### Data listing
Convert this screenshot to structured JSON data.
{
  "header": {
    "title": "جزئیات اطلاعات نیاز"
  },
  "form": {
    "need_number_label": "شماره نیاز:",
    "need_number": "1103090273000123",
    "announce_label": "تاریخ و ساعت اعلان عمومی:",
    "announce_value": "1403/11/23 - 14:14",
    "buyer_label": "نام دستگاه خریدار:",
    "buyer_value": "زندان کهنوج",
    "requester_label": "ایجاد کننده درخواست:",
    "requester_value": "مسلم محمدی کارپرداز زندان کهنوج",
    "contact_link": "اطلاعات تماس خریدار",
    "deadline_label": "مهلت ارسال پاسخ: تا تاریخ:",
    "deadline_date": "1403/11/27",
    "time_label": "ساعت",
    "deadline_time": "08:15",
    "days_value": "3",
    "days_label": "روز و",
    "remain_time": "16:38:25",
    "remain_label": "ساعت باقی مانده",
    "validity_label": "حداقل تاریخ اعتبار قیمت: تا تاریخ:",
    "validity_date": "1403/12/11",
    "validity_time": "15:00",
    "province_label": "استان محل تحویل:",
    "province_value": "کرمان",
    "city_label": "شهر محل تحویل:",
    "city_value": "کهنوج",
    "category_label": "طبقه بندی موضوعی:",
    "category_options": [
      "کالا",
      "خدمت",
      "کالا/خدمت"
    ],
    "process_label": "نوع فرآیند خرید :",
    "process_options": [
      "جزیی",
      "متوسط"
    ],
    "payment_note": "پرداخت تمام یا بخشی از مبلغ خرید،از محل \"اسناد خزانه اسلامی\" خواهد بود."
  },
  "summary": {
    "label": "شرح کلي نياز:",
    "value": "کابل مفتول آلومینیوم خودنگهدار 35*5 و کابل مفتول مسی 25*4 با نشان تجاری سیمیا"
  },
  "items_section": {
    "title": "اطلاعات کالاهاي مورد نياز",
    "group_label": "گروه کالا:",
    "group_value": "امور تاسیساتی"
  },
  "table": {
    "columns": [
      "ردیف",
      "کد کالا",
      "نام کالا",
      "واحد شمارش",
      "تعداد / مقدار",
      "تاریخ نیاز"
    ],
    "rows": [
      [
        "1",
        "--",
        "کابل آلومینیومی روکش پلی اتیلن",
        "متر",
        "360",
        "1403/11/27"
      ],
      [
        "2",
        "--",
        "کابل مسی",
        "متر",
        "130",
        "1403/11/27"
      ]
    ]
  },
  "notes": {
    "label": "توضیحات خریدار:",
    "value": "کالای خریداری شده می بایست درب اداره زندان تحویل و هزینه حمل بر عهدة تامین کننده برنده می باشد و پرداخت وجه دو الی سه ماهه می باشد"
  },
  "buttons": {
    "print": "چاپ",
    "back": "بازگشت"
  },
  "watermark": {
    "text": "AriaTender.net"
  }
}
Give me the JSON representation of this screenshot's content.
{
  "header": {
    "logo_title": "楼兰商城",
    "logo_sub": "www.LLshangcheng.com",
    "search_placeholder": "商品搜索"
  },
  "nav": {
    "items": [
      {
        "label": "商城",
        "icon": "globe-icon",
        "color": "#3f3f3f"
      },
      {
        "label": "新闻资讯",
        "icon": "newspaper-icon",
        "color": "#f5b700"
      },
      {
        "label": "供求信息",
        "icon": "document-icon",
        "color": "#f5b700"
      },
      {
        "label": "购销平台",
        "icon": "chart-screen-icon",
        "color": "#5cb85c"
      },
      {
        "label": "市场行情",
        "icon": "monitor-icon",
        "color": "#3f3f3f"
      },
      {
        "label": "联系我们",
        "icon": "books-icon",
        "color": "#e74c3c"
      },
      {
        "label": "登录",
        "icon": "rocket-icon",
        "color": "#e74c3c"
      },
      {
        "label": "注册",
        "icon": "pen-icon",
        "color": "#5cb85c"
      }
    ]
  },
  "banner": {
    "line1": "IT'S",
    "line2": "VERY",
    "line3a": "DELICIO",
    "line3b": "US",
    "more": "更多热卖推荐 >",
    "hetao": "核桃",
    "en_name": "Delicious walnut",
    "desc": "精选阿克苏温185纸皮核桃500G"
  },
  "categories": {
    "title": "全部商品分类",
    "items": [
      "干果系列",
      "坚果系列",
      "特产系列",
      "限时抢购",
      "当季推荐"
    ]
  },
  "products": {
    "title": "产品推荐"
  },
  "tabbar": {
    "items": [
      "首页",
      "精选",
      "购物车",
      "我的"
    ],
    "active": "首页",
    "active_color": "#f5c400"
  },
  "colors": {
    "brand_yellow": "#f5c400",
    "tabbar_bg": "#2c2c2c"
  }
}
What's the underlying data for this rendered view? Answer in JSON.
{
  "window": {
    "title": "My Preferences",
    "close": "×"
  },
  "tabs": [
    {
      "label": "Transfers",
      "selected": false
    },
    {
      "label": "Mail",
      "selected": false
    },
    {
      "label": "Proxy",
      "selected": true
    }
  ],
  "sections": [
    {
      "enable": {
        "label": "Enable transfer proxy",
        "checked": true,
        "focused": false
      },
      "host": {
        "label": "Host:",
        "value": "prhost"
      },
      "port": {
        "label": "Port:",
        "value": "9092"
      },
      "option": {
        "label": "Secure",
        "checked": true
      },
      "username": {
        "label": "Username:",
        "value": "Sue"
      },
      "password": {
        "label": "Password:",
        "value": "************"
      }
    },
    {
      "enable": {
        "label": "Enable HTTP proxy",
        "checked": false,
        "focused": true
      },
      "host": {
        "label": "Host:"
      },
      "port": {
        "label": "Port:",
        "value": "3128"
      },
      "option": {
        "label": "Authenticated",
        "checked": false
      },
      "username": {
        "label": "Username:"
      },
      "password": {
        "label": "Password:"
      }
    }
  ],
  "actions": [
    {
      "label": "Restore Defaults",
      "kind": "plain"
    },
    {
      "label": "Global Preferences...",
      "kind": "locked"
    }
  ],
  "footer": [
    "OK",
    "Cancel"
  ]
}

### Exercise objective
Say only how many lines in the records carry the word "this".

### Exercise output
3